*WORK TO BE COMPLETED*:
Word for word, print each line of the listing below; pictures stay out.

*GIVEN DATA*:
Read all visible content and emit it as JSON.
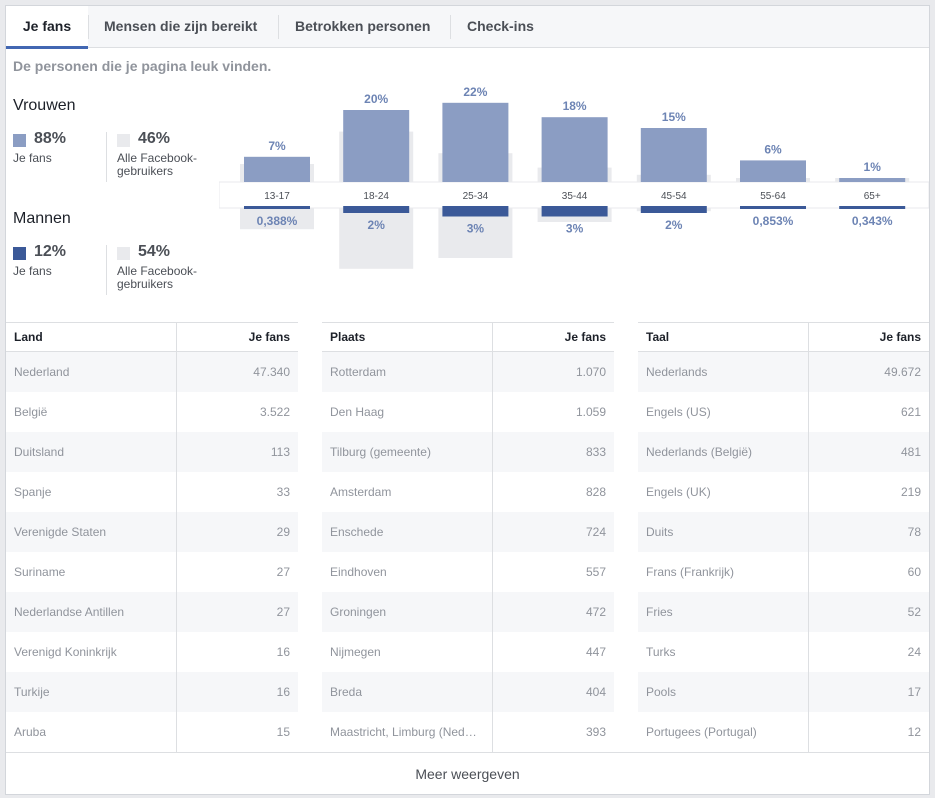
{
  "tabs": [
    {
      "label": "Je fans",
      "active": true
    },
    {
      "label": "Mensen die zijn bereikt",
      "active": false
    },
    {
      "label": "Betrokken personen",
      "active": false
    },
    {
      "label": "Check-ins",
      "active": false
    }
  ],
  "subtitle": "De personen die je pagina leuk vinden.",
  "women": {
    "title": "Vrouwen",
    "fans_pct": "88%",
    "fans_label": "Je fans",
    "all_pct": "46%",
    "all_label": "Alle Facebook-gebruikers",
    "fans_color": "#8b9dc3",
    "all_color": "#e9eaed"
  },
  "men": {
    "title": "Mannen",
    "fans_pct": "12%",
    "fans_label": "Je fans",
    "all_pct": "54%",
    "all_label": "Alle Facebook-gebruikers",
    "fans_color": "#3b5998",
    "all_color": "#e9eaed"
  },
  "chart_data": {
    "type": "bar",
    "categories": [
      "13-17",
      "18-24",
      "25-34",
      "35-44",
      "45-54",
      "55-64",
      "65+"
    ],
    "series": [
      {
        "values": [
          7,
          20,
          22,
          18,
          15,
          6,
          1
        ],
        "labels": [
          "7%",
          "20%",
          "22%",
          "18%",
          "15%",
          "6%",
          "1%"
        ],
        "color": "#8b9dc3"
      },
      {
        "values": [
          0.388,
          2,
          3,
          3,
          2,
          0.853,
          0.343
        ],
        "labels": [
          "0,388%",
          "2%",
          "3%",
          "3%",
          "2%",
          "0,853%",
          "0,343%"
        ],
        "color": "#3b5998"
      }
    ],
    "background_series": {
      "women": [
        5,
        14,
        8,
        4,
        2,
        1,
        1
      ],
      "men": [
        7,
        18,
        15,
        5,
        2,
        1,
        1
      ],
      "color": "#e9eaed"
    },
    "label_color": "#6d84b4"
  },
  "tables": [
    {
      "col1": "Land",
      "col2": "Je fans",
      "rows": [
        [
          "Nederland",
          "47.340"
        ],
        [
          "België",
          "3.522"
        ],
        [
          "Duitsland",
          "113"
        ],
        [
          "Spanje",
          "33"
        ],
        [
          "Verenigde Staten",
          "29"
        ],
        [
          "Suriname",
          "27"
        ],
        [
          "Nederlandse Antillen",
          "27"
        ],
        [
          "Verenigd Koninkrijk",
          "16"
        ],
        [
          "Turkije",
          "16"
        ],
        [
          "Aruba",
          "15"
        ]
      ]
    },
    {
      "col1": "Plaats",
      "col2": "Je fans",
      "rows": [
        [
          "Rotterdam",
          "1.070"
        ],
        [
          "Den Haag",
          "1.059"
        ],
        [
          "Tilburg (gemeente)",
          "833"
        ],
        [
          "Amsterdam",
          "828"
        ],
        [
          "Enschede",
          "724"
        ],
        [
          "Eindhoven",
          "557"
        ],
        [
          "Groningen",
          "472"
        ],
        [
          "Nijmegen",
          "447"
        ],
        [
          "Breda",
          "404"
        ],
        [
          "Maastricht, Limburg (Ned…",
          "393"
        ]
      ]
    },
    {
      "col1": "Taal",
      "col2": "Je fans",
      "rows": [
        [
          "Nederlands",
          "49.672"
        ],
        [
          "Engels (US)",
          "621"
        ],
        [
          "Nederlands (België)",
          "481"
        ],
        [
          "Engels (UK)",
          "219"
        ],
        [
          "Duits",
          "78"
        ],
        [
          "Frans (Frankrijk)",
          "60"
        ],
        [
          "Fries",
          "52"
        ],
        [
          "Turks",
          "24"
        ],
        [
          "Pools",
          "17"
        ],
        [
          "Portugees (Portugal)",
          "12"
        ]
      ]
    }
  ],
  "more_label": "Meer weergeven"
}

*EXERCISE RESULT*:
Read all visible content and emit it as JSON.
{
  "tabs": [
    {
      "label": "Je fans",
      "active": true
    },
    {
      "label": "Mensen die zijn bereikt",
      "active": false
    },
    {
      "label": "Betrokken personen",
      "active": false
    },
    {
      "label": "Check-ins",
      "active": false
    }
  ],
  "subtitle": "De personen die je pagina leuk vinden.",
  "women": {
    "title": "Vrouwen",
    "fans_pct": "88%",
    "fans_label": "Je fans",
    "all_pct": "46%",
    "all_label": "Alle Facebook-gebruikers",
    "fans_color": "#8b9dc3",
    "all_color": "#e9eaed"
  },
  "men": {
    "title": "Mannen",
    "fans_pct": "12%",
    "fans_label": "Je fans",
    "all_pct": "54%",
    "all_label": "Alle Facebook-gebruikers",
    "fans_color": "#3b5998",
    "all_color": "#e9eaed"
  },
  "chart_data": {
    "type": "bar",
    "categories": [
      "13-17",
      "18-24",
      "25-34",
      "35-44",
      "45-54",
      "55-64",
      "65+"
    ],
    "series": [
      {
        "values": [
          7,
          20,
          22,
          18,
          15,
          6,
          1
        ],
        "labels": [
          "7%",
          "20%",
          "22%",
          "18%",
          "15%",
          "6%",
          "1%"
        ],
        "color": "#8b9dc3"
      },
      {
        "values": [
          0.388,
          2,
          3,
          3,
          2,
          0.853,
          0.343
        ],
        "labels": [
          "0,388%",
          "2%",
          "3%",
          "3%",
          "2%",
          "0,853%",
          "0,343%"
        ],
        "color": "#3b5998"
      }
    ],
    "background_series": {
      "women": [
        5,
        14,
        8,
        4,
        2,
        1,
        1
      ],
      "men": [
        7,
        18,
        15,
        5,
        2,
        1,
        1
      ],
      "color": "#e9eaed"
    },
    "label_color": "#6d84b4"
  },
  "tables": [
    {
      "col1": "Land",
      "col2": "Je fans",
      "rows": [
        [
          "Nederland",
          "47.340"
        ],
        [
          "België",
          "3.522"
        ],
        [
          "Duitsland",
          "113"
        ],
        [
          "Spanje",
          "33"
        ],
        [
          "Verenigde Staten",
          "29"
        ],
        [
          "Suriname",
          "27"
        ],
        [
          "Nederlandse Antillen",
          "27"
        ],
        [
          "Verenigd Koninkrijk",
          "16"
        ],
        [
          "Turkije",
          "16"
        ],
        [
          "Aruba",
          "15"
        ]
      ]
    },
    {
      "col1": "Plaats",
      "col2": "Je fans",
      "rows": [
        [
          "Rotterdam",
          "1.070"
        ],
        [
          "Den Haag",
          "1.059"
        ],
        [
          "Tilburg (gemeente)",
          "833"
        ],
        [
          "Amsterdam",
          "828"
        ],
        [
          "Enschede",
          "724"
        ],
        [
          "Eindhoven",
          "557"
        ],
        [
          "Groningen",
          "472"
        ],
        [
          "Nijmegen",
          "447"
        ],
        [
          "Breda",
          "404"
        ],
        [
          "Maastricht, Limburg (Ned…",
          "393"
        ]
      ]
    },
    {
      "col1": "Taal",
      "col2": "Je fans",
      "rows": [
        [
          "Nederlands",
          "49.672"
        ],
        [
          "Engels (US)",
          "621"
        ],
        [
          "Nederlands (België)",
          "481"
        ],
        [
          "Engels (UK)",
          "219"
        ],
        [
          "Duits",
          "78"
        ],
        [
          "Frans (Frankrijk)",
          "60"
        ],
        [
          "Fries",
          "52"
        ],
        [
          "Turks",
          "24"
        ],
        [
          "Pools",
          "17"
        ],
        [
          "Portugees (Portugal)",
          "12"
        ]
      ]
    }
  ],
  "more_label": "Meer weergeven"
}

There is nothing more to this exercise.